■ **Exercise objective**: Write out the whole listing word for word.

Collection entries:
◆ ◆ ◆ ◆ ◆

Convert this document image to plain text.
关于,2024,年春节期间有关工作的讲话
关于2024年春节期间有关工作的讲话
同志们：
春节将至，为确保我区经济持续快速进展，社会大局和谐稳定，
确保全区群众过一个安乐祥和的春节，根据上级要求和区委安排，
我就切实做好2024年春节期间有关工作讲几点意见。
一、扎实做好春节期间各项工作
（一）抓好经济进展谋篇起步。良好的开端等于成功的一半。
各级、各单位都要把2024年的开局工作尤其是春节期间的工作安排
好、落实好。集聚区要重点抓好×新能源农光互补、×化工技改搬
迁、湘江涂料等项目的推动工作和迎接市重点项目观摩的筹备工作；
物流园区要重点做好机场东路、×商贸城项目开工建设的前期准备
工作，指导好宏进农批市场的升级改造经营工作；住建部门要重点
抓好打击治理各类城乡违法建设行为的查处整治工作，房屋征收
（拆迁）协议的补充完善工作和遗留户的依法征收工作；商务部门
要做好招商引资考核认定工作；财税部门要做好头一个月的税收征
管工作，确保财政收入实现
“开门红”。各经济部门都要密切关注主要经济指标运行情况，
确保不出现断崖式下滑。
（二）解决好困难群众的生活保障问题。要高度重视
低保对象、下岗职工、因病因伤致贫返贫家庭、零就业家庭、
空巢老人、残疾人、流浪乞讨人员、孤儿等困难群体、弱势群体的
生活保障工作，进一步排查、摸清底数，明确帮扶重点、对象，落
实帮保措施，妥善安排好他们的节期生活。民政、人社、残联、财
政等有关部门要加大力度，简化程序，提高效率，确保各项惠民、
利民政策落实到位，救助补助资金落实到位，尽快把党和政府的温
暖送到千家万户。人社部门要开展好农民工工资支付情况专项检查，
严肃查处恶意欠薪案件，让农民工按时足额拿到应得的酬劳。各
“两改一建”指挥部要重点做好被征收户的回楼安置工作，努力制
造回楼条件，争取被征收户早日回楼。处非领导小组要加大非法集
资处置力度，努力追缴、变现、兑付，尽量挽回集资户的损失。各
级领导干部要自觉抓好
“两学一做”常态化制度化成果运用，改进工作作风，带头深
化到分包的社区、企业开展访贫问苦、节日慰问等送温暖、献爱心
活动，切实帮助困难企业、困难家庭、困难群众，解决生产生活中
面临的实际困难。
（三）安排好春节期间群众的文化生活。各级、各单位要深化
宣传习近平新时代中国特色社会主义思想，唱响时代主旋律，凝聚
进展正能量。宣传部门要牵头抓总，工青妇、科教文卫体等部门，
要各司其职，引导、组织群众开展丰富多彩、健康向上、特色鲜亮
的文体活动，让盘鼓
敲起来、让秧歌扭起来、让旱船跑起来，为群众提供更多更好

◆ ◆ ◆ ◆ ◆

■ **Answer**:
Convert this document image to plain text.
关于,2024,年春节期间有关工作的讲话
关于2024年春节期间有关工作的讲话
同志们：
春节将至，为确保我区经济持续快速进展，社会大局和谐稳定，
确保全区群众过一个安乐祥和的春节，根据上级要求和区委安排，
我就切实做好2024年春节期间有关工作讲几点意见。
一、扎实做好春节期间各项工作
（一）抓好经济进展谋篇起步。良好的开端等于成功的一半。
各级、各单位都要把2024年的开局工作尤其是春节期间的工作安排
好、落实好。集聚区要重点抓好×新能源农光互补、×化工技改搬
迁、湘江涂料等项目的推动工作和迎接市重点项目观摩的筹备工作；
物流园区要重点做好机场东路、×商贸城项目开工建设的前期准备
工作，指导好宏进农批市场的升级改造经营工作；住建部门要重点
抓好打击治理各类城乡违法建设行为的查处整治工作，房屋征收
（拆迁）协议的补充完善工作和遗留户的依法征收工作；商务部门
要做好招商引资考核认定工作；财税部门要做好头一个月的税收征
管工作，确保财政收入实现
“开门红”。各经济部门都要密切关注主要经济指标运行情况，
确保不出现断崖式下滑。
（二）解决好困难群众的生活保障问题。要高度重视
低保对象、下岗职工、因病因伤致贫返贫家庭、零就业家庭、
空巢老人、残疾人、流浪乞讨人员、孤儿等困难群体、弱势群体的
生活保障工作，进一步排查、摸清底数，明确帮扶重点、对象，落
实帮保措施，妥善安排好他们的节期生活。民政、人社、残联、财
政等有关部门要加大力度，简化程序，提高效率，确保各项惠民、
利民政策落实到位，救助补助资金落实到位，尽快把党和政府的温
暖送到千家万户。人社部门要开展好农民工工资支付情况专项检查，
严肃查处恶意欠薪案件，让农民工按时足额拿到应得的酬劳。各
“两改一建”指挥部要重点做好被征收户的回楼安置工作，努力制
造回楼条件，争取被征收户早日回楼。处非领导小组要加大非法集
资处置力度，努力追缴、变现、兑付，尽量挽回集资户的损失。各
级领导干部要自觉抓好
“两学一做”常态化制度化成果运用，改进工作作风，带头深
化到分包的社区、企业开展访贫问苦、节日慰问等送温暖、献爱心
活动，切实帮助困难企业、困难家庭、困难群众，解决生产生活中
面临的实际困难。
（三）安排好春节期间群众的文化生活。各级、各单位要深化
宣传习近平新时代中国特色社会主义思想，唱响时代主旋律，凝聚
进展正能量。宣传部门要牵头抓总，工青妇、科教文卫体等部门，
要各司其职，引导、组织群众开展丰富多彩、健康向上、特色鲜亮
的文体活动，让盘鼓
敲起来、让秧歌扭起来、让旱船跑起来，为群众提供更多更好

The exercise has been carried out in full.